■ **WORK TO DO**
What lines of the data include the string "谓语用单数"? Copy them all.

■ **EXERCISE DATA**
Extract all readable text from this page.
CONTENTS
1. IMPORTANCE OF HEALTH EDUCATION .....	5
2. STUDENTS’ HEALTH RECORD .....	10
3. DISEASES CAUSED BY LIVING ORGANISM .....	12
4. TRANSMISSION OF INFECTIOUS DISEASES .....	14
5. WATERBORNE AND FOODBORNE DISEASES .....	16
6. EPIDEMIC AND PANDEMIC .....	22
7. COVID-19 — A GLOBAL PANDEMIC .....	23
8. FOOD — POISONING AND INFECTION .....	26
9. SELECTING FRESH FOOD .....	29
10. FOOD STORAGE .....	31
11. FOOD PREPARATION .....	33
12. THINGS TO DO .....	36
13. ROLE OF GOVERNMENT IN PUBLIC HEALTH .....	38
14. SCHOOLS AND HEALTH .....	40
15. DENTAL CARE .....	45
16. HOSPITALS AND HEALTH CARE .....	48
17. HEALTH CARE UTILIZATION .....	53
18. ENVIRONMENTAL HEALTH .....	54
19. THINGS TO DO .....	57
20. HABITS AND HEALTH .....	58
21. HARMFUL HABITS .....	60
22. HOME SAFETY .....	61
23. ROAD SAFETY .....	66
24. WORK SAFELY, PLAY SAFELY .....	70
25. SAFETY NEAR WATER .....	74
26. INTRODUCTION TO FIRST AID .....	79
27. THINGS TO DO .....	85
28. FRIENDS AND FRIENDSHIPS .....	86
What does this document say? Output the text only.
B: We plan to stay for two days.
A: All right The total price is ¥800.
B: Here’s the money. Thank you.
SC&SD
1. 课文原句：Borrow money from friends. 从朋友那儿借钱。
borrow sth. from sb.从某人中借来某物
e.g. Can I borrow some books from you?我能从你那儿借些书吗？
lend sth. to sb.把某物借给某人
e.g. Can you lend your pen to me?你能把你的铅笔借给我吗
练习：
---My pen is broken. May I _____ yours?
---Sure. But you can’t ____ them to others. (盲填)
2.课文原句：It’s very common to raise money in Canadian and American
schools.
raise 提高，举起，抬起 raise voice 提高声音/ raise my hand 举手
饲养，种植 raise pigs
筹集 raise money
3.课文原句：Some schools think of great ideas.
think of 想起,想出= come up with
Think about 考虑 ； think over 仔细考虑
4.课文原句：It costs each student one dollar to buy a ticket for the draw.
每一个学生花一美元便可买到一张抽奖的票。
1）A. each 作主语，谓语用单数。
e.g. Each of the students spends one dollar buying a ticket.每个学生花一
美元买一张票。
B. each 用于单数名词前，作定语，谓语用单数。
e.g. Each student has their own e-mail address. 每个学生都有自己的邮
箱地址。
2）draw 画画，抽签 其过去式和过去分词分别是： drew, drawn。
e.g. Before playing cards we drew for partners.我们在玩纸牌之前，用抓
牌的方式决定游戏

■ **WRITTEN RESPONSE**
1）A. each 作主语，谓语用单数。
B. each 用于单数名词前，作定语，谓语用单数。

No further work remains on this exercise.